EXERCISE BRIEF:
Write out an exact copy of the line containing "Extract the chart's" and all lines that follow it in the data below, leaving out pictures.

[Stored entries]
*** Begin section ***

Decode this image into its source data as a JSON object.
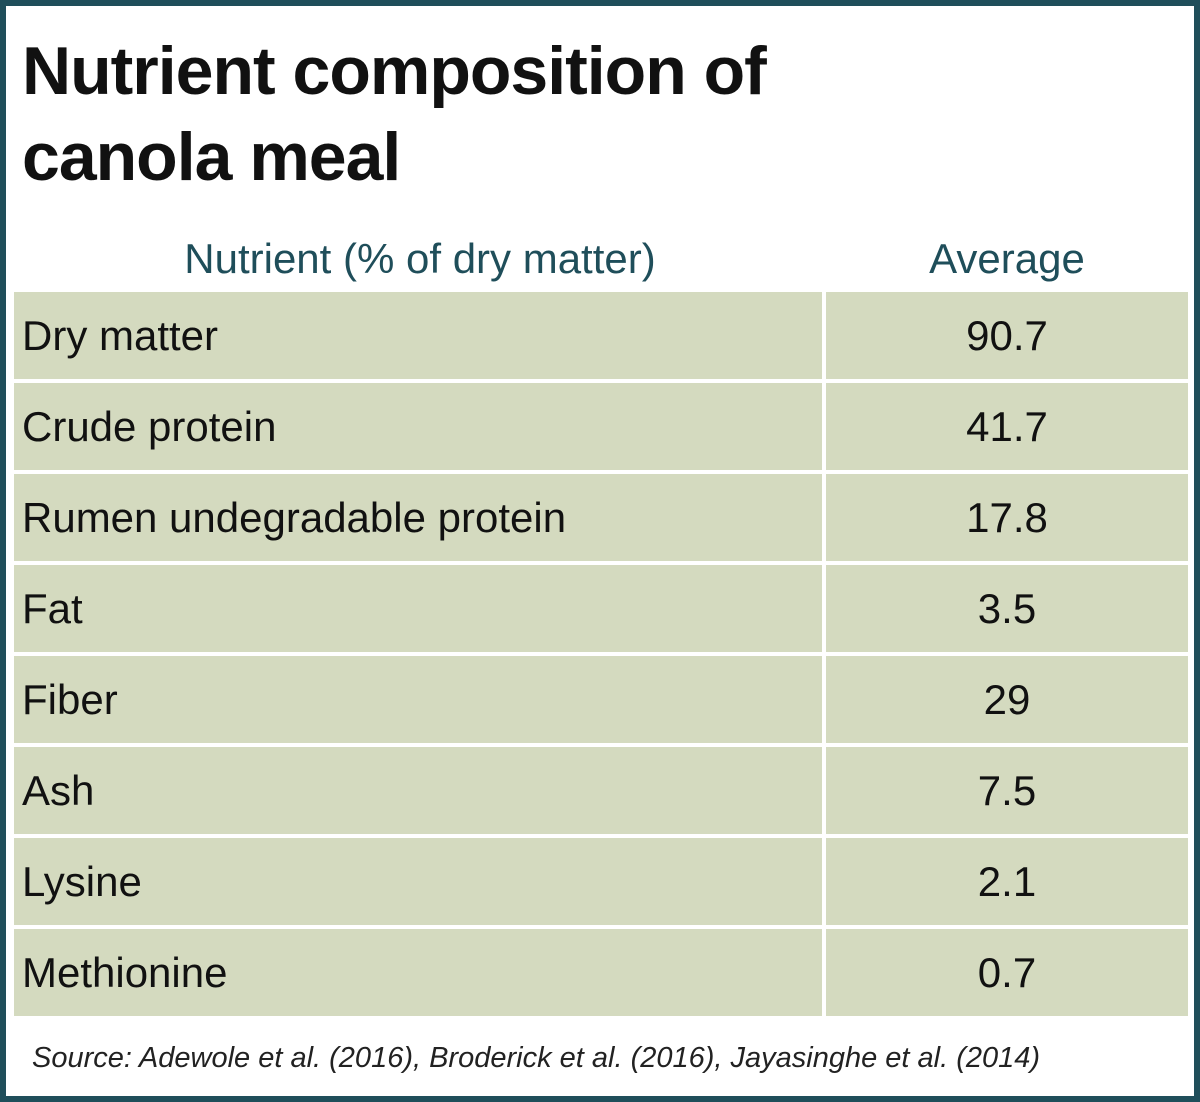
{
  "title": "Nutrient composition of canola meal",
  "table": {
    "header": [
      "Nutrient (% of dry matter)",
      "Average"
    ],
    "rows": [
      [
        "Dry matter",
        90.7
      ],
      [
        "Crude protein",
        41.7
      ],
      [
        "Rumen undegradable protein",
        17.8
      ],
      [
        "Fat",
        3.5
      ],
      [
        "Fiber",
        29
      ],
      [
        "Ash",
        7.5
      ],
      [
        "Lysine",
        2.1
      ],
      [
        "Methionine",
        0.7
      ]
    ]
  },
  "source": "Source: Adewole et al. (2016), Broderick et al. (2016), Jayasinghe et al. (2014)"
}
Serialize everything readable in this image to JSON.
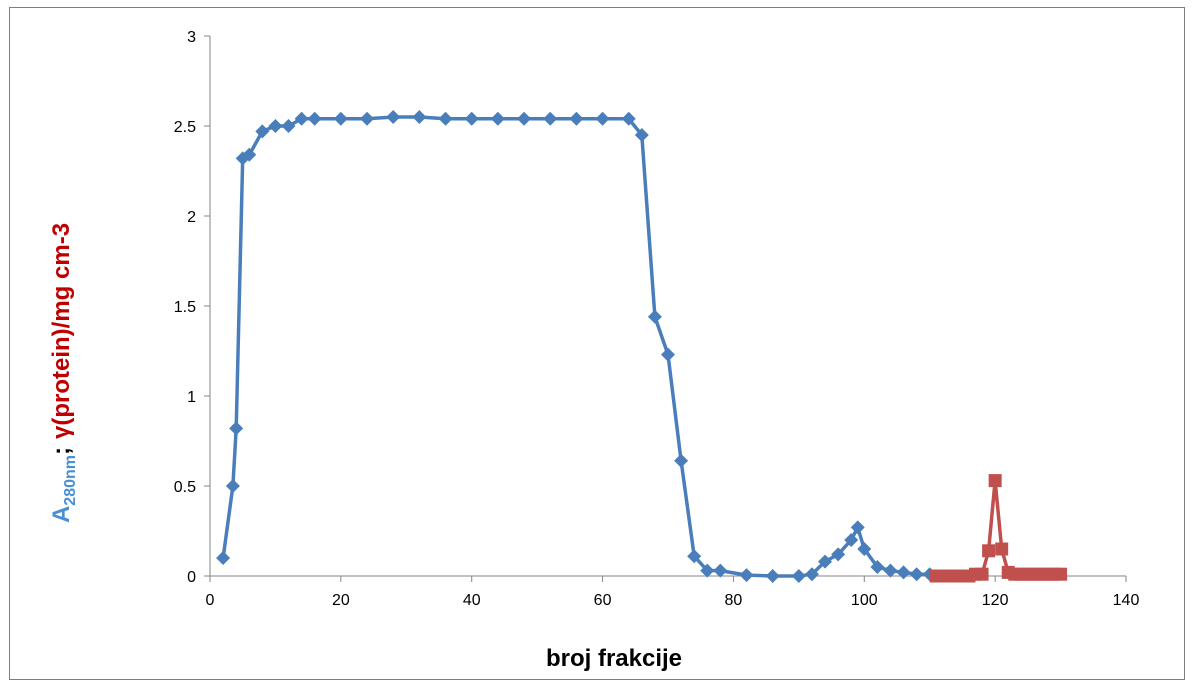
{
  "chart_data": {
    "type": "line",
    "xlabel": "broj frakcije",
    "ylabel_parts": {
      "a_main": "A",
      "a_sub": "280nm",
      "separator": ";",
      "gamma_part": "γ(protein)/mg cm-3"
    },
    "xlim": [
      0,
      140
    ],
    "ylim": [
      0,
      3
    ],
    "x_ticks": [
      0,
      20,
      40,
      60,
      80,
      100,
      120,
      140
    ],
    "y_ticks": [
      0,
      0.5,
      1,
      1.5,
      2,
      2.5,
      3
    ],
    "grid": false,
    "legend": "none",
    "series": [
      {
        "marker": "diamond",
        "color": "#4a7ebb",
        "x": [
          2,
          3.5,
          4,
          5,
          6,
          8,
          10,
          12,
          14,
          16,
          20,
          24,
          28,
          32,
          36,
          40,
          44,
          48,
          52,
          56,
          60,
          64,
          66,
          68,
          70,
          72,
          74,
          76,
          78,
          82,
          86,
          90,
          92,
          94,
          96,
          98,
          99,
          100,
          102,
          104,
          106,
          108,
          110
        ],
        "values": [
          0.1,
          0.5,
          0.82,
          2.32,
          2.34,
          2.47,
          2.5,
          2.5,
          2.54,
          2.54,
          2.54,
          2.54,
          2.55,
          2.55,
          2.54,
          2.54,
          2.54,
          2.54,
          2.54,
          2.54,
          2.54,
          2.54,
          2.45,
          1.44,
          1.23,
          0.64,
          0.11,
          0.03,
          0.03,
          0.005,
          0.0,
          0.0,
          0.01,
          0.08,
          0.12,
          0.2,
          0.27,
          0.15,
          0.05,
          0.03,
          0.02,
          0.01,
          0.01
        ]
      },
      {
        "marker": "square",
        "color": "#c0504d",
        "x": [
          111,
          112,
          113,
          114,
          115,
          116,
          117,
          118,
          119,
          120,
          121,
          122,
          123,
          124,
          125,
          126,
          127,
          128,
          129,
          130
        ],
        "values": [
          0.0,
          0.0,
          0.0,
          0.0,
          0.0,
          0.0,
          0.01,
          0.01,
          0.14,
          0.53,
          0.15,
          0.02,
          0.01,
          0.01,
          0.01,
          0.01,
          0.01,
          0.01,
          0.01,
          0.01
        ]
      }
    ],
    "colors": {
      "a_label": "#4a8fd4",
      "gamma_label": "#c00000",
      "axis": "#868686"
    }
  }
}
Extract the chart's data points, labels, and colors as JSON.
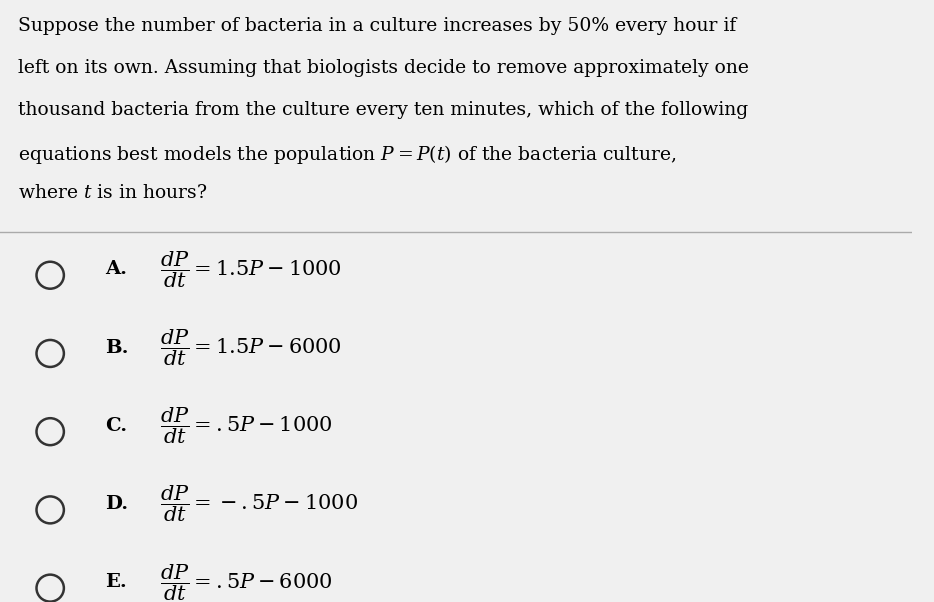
{
  "background_color": "#f0f0f0",
  "text_color": "#000000",
  "question_lines": [
    "Suppose the number of bacteria in a culture increases by 50% every hour if",
    "left on its own. Assuming that biologists decide to remove approximately one",
    "thousand bacteria from the culture every ten minutes, which of the following",
    "equations best models the population $P = P(t)$ of the bacteria culture,",
    "where $t$ is in hours?"
  ],
  "options": [
    {
      "label": "A.",
      "equation": "$\\dfrac{dP}{dt} = 1.5P - 1000$"
    },
    {
      "label": "B.",
      "equation": "$\\dfrac{dP}{dt} = 1.5P - 6000$"
    },
    {
      "label": "C.",
      "equation": "$\\dfrac{dP}{dt} = .5P - 1000$"
    },
    {
      "label": "D.",
      "equation": "$\\dfrac{dP}{dt} = -.5P - 1000$"
    },
    {
      "label": "E.",
      "equation": "$\\dfrac{dP}{dt} = .5P - 6000$"
    }
  ],
  "fig_width": 9.34,
  "fig_height": 6.02,
  "dpi": 100,
  "separator_color": "#aaaaaa",
  "circle_edge_color": "#333333"
}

*** End section ***

RESPONSE TO THE TASK:
Extract the chart's data points, labels, and colors as JSON.
{
  "background_color": "#f0f0f0",
  "text_color": "#000000",
  "question_lines": [
    "Suppose the number of bacteria in a culture increases by 50% every hour if",
    "left on its own. Assuming that biologists decide to remove approximately one",
    "thousand bacteria from the culture every ten minutes, which of the following",
    "equations best models the population $P = P(t)$ of the bacteria culture,",
    "where $t$ is in hours?"
  ],
  "options": [
    {
      "label": "A.",
      "equation": "$\\dfrac{dP}{dt} = 1.5P - 1000$"
    },
    {
      "label": "B.",
      "equation": "$\\dfrac{dP}{dt} = 1.5P - 6000$"
    },
    {
      "label": "C.",
      "equation": "$\\dfrac{dP}{dt} = .5P - 1000$"
    },
    {
      "label": "D.",
      "equation": "$\\dfrac{dP}{dt} = -.5P - 1000$"
    },
    {
      "label": "E.",
      "equation": "$\\dfrac{dP}{dt} = .5P - 6000$"
    }
  ],
  "fig_width": 9.34,
  "fig_height": 6.02,
  "dpi": 100,
  "separator_color": "#aaaaaa",
  "circle_edge_color": "#333333"
}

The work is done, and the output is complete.